■ **EXERCISE OBJECTIVE**
An exact repetition of the records is required. Leave nothing out.

——————————

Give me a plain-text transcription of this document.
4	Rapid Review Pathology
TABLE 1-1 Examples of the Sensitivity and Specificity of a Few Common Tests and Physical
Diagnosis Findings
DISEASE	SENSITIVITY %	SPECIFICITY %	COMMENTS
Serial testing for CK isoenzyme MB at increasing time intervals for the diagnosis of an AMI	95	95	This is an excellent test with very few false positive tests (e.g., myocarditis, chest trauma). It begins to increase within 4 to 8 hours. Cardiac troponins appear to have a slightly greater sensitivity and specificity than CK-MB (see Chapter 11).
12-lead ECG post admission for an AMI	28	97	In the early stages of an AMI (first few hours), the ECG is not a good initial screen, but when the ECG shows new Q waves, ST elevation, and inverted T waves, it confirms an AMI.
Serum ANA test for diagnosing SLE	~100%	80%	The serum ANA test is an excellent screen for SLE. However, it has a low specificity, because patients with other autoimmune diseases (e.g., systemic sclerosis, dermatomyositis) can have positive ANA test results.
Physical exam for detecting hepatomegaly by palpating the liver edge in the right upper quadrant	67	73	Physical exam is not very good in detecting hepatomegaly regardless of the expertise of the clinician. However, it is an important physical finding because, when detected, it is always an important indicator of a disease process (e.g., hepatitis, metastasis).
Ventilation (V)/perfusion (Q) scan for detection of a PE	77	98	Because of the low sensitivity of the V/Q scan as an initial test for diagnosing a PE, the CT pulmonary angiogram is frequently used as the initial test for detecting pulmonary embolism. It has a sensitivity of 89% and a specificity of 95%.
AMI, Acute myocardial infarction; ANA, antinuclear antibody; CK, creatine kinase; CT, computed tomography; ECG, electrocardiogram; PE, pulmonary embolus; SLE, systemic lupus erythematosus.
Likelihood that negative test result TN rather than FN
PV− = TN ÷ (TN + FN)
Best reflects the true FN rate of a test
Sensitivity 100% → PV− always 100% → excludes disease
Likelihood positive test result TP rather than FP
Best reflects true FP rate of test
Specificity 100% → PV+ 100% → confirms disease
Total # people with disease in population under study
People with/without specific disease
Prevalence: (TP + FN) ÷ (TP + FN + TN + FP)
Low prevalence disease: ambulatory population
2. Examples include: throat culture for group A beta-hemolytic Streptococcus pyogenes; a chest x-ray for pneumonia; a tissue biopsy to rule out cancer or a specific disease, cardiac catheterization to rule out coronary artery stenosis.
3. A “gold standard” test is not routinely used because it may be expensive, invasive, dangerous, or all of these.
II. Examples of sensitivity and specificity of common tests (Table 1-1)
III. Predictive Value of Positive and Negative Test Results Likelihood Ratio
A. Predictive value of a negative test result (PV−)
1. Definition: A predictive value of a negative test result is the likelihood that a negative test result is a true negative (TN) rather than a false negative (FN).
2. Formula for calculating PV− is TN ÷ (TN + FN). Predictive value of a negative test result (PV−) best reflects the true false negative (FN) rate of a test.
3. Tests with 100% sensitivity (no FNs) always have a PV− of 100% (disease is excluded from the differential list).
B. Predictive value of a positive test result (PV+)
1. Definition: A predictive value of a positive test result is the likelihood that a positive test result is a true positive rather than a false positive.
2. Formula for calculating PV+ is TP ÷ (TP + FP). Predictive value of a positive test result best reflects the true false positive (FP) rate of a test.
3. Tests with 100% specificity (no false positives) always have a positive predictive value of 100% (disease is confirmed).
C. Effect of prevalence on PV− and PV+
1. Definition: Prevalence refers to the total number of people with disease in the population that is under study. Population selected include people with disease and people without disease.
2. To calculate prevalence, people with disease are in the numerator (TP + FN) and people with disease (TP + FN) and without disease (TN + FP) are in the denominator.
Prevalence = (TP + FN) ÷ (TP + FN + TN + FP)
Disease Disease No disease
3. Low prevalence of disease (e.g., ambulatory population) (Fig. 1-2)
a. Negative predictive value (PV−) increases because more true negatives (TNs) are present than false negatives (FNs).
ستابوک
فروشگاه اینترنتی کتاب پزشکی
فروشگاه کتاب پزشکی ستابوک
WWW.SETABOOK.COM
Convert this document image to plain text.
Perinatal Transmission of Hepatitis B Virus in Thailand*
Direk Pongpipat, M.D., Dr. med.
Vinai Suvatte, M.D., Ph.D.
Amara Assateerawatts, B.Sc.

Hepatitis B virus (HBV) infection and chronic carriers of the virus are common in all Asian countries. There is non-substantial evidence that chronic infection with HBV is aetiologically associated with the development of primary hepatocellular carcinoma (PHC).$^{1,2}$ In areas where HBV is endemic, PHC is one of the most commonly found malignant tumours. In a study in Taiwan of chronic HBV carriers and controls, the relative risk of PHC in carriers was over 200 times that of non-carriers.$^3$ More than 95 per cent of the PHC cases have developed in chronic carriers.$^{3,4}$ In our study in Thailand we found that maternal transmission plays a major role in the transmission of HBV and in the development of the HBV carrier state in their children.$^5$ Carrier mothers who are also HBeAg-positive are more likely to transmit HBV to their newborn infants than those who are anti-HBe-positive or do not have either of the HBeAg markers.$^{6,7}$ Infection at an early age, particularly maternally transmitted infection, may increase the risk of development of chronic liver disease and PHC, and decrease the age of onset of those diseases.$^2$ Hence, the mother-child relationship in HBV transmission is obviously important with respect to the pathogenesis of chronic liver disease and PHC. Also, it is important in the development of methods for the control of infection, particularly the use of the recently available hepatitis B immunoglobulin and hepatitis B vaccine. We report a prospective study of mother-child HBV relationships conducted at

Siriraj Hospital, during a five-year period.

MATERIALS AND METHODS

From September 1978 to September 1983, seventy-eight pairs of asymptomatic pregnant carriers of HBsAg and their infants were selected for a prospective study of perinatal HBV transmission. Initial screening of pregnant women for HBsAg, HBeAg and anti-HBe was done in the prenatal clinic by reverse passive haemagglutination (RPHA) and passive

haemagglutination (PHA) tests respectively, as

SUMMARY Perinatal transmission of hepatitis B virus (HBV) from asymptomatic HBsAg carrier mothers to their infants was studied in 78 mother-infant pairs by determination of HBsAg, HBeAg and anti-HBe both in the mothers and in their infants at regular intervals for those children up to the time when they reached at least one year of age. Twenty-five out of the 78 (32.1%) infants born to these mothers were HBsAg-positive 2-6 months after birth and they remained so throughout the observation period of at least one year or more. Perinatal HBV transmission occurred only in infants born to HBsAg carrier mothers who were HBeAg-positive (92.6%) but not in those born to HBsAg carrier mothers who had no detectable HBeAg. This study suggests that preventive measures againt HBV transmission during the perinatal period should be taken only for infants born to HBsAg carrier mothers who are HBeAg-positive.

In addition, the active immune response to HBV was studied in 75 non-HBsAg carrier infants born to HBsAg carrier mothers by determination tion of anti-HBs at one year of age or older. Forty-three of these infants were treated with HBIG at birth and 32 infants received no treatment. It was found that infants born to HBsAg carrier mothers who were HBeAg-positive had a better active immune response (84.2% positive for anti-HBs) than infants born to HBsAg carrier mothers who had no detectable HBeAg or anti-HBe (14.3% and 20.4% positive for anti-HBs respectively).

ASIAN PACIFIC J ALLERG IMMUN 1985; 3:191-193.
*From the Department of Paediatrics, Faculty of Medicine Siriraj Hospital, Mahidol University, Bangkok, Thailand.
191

——————————

■ **RESULT OF THIS EXERCISE**
Give me a plain-text transcription of this document.
4	Rapid Review Pathology
TABLE 1-1 Examples of the Sensitivity and Specificity of a Few Common Tests and Physical
Diagnosis Findings
DISEASE	SENSITIVITY %	SPECIFICITY %	COMMENTS
Serial testing for CK isoenzyme MB at increasing time intervals for the diagnosis of an AMI	95	95	This is an excellent test with very few false positive tests (e.g., myocarditis, chest trauma). It begins to increase within 4 to 8 hours. Cardiac troponins appear to have a slightly greater sensitivity and specificity than CK-MB (see Chapter 11).
12-lead ECG post admission for an AMI	28	97	In the early stages of an AMI (first few hours), the ECG is not a good initial screen, but when the ECG shows new Q waves, ST elevation, and inverted T waves, it confirms an AMI.
Serum ANA test for diagnosing SLE	~100%	80%	The serum ANA test is an excellent screen for SLE. However, it has a low specificity, because patients with other autoimmune diseases (e.g., systemic sclerosis, dermatomyositis) can have positive ANA test results.
Physical exam for detecting hepatomegaly by palpating the liver edge in the right upper quadrant	67	73	Physical exam is not very good in detecting hepatomegaly regardless of the expertise of the clinician. However, it is an important physical finding because, when detected, it is always an important indicator of a disease process (e.g., hepatitis, metastasis).
Ventilation (V)/perfusion (Q) scan for detection of a PE	77	98	Because of the low sensitivity of the V/Q scan as an initial test for diagnosing a PE, the CT pulmonary angiogram is frequently used as the initial test for detecting pulmonary embolism. It has a sensitivity of 89% and a specificity of 95%.
AMI, Acute myocardial infarction; ANA, antinuclear antibody; CK, creatine kinase; CT, computed tomography; ECG, electrocardiogram; PE, pulmonary embolus; SLE, systemic lupus erythematosus.
Likelihood that negative test result TN rather than FN
PV− = TN ÷ (TN + FN)
Best reflects the true FN rate of a test
Sensitivity 100% → PV− always 100% → excludes disease
Likelihood positive test result TP rather than FP
Best reflects true FP rate of test
Specificity 100% → PV+ 100% → confirms disease
Total # people with disease in population under study
People with/without specific disease
Prevalence: (TP + FN) ÷ (TP + FN + TN + FP)
Low prevalence disease: ambulatory population
2. Examples include: throat culture for group A beta-hemolytic Streptococcus pyogenes; a chest x-ray for pneumonia; a tissue biopsy to rule out cancer or a specific disease, cardiac catheterization to rule out coronary artery stenosis.
3. A “gold standard” test is not routinely used because it may be expensive, invasive, dangerous, or all of these.
II. Examples of sensitivity and specificity of common tests (Table 1-1)
III. Predictive Value of Positive and Negative Test Results Likelihood Ratio
A. Predictive value of a negative test result (PV−)
1. Definition: A predictive value of a negative test result is the likelihood that a negative test result is a true negative (TN) rather than a false negative (FN).
2. Formula for calculating PV− is TN ÷ (TN + FN). Predictive value of a negative test result (PV−) best reflects the true false negative (FN) rate of a test.
3. Tests with 100% sensitivity (no FNs) always have a PV− of 100% (disease is excluded from the differential list).
B. Predictive value of a positive test result (PV+)
1. Definition: A predictive value of a positive test result is the likelihood that a positive test result is a true positive rather than a false positive.
2. Formula for calculating PV+ is TP ÷ (TP + FP). Predictive value of a positive test result best reflects the true false positive (FP) rate of a test.
3. Tests with 100% specificity (no false positives) always have a positive predictive value of 100% (disease is confirmed).
C. Effect of prevalence on PV− and PV+
1. Definition: Prevalence refers to the total number of people with disease in the population that is under study. Population selected include people with disease and people without disease.
2. To calculate prevalence, people with disease are in the numerator (TP + FN) and people with disease (TP + FN) and without disease (TN + FP) are in the denominator.
Prevalence = (TP + FN) ÷ (TP + FN + TN + FP)
Disease Disease No disease
3. Low prevalence of disease (e.g., ambulatory population) (Fig. 1-2)
a. Negative predictive value (PV−) increases because more true negatives (TNs) are present than false negatives (FNs).
ستابوک
فروشگاه اینترنتی کتاب پزشکی
فروشگاه کتاب پزشکی ستابوک
WWW.SETABOOK.COM
Convert this document image to plain text.
Perinatal Transmission of Hepatitis B Virus in Thailand*
Direk Pongpipat, M.D., Dr. med.
Vinai Suvatte, M.D., Ph.D.
Amara Assateerawatts, B.Sc.

Hepatitis B virus (HBV) infection and chronic carriers of the virus are common in all Asian countries. There is non-substantial evidence that chronic infection with HBV is aetiologically associated with the development of primary hepatocellular carcinoma (PHC).$^{1,2}$ In areas where HBV is endemic, PHC is one of the most commonly found malignant tumours. In a study in Taiwan of chronic HBV carriers and controls, the relative risk of PHC in carriers was over 200 times that of non-carriers.$^3$ More than 95 per cent of the PHC cases have developed in chronic carriers.$^{3,4}$ In our study in Thailand we found that maternal transmission plays a major role in the transmission of HBV and in the development of the HBV carrier state in their children.$^5$ Carrier mothers who are also HBeAg-positive are more likely to transmit HBV to their newborn infants than those who are anti-HBe-positive or do not have either of the HBeAg markers.$^{6,7}$ Infection at an early age, particularly maternally transmitted infection, may increase the risk of development of chronic liver disease and PHC, and decrease the age of onset of those diseases.$^2$ Hence, the mother-child relationship in HBV transmission is obviously important with respect to the pathogenesis of chronic liver disease and PHC. Also, it is important in the development of methods for the control of infection, particularly the use of the recently available hepatitis B immunoglobulin and hepatitis B vaccine. We report a prospective study of mother-child HBV relationships conducted at

Siriraj Hospital, during a five-year period.

MATERIALS AND METHODS

From September 1978 to September 1983, seventy-eight pairs of asymptomatic pregnant carriers of HBsAg and their infants were selected for a prospective study of perinatal HBV transmission. Initial screening of pregnant women for HBsAg, HBeAg and anti-HBe was done in the prenatal clinic by reverse passive haemagglutination (RPHA) and passive

haemagglutination (PHA) tests respectively, as

SUMMARY Perinatal transmission of hepatitis B virus (HBV) from asymptomatic HBsAg carrier mothers to their infants was studied in 78 mother-infant pairs by determination of HBsAg, HBeAg and anti-HBe both in the mothers and in their infants at regular intervals for those children up to the time when they reached at least one year of age. Twenty-five out of the 78 (32.1%) infants born to these mothers were HBsAg-positive 2-6 months after birth and they remained so throughout the observation period of at least one year or more. Perinatal HBV transmission occurred only in infants born to HBsAg carrier mothers who were HBeAg-positive (92.6%) but not in those born to HBsAg carrier mothers who had no detectable HBeAg. This study suggests that preventive measures againt HBV transmission during the perinatal period should be taken only for infants born to HBsAg carrier mothers who are HBeAg-positive.

In addition, the active immune response to HBV was studied in 75 non-HBsAg carrier infants born to HBsAg carrier mothers by determination tion of anti-HBs at one year of age or older. Forty-three of these infants were treated with HBIG at birth and 32 infants received no treatment. It was found that infants born to HBsAg carrier mothers who were HBeAg-positive had a better active immune response (84.2% positive for anti-HBs) than infants born to HBsAg carrier mothers who had no detectable HBeAg or anti-HBe (14.3% and 20.4% positive for anti-HBs respectively).

ASIAN PACIFIC J ALLERG IMMUN 1985; 3:191-193.
*From the Department of Paediatrics, Faculty of Medicine Siriraj Hospital, Mahidol University, Bangkok, Thailand.
191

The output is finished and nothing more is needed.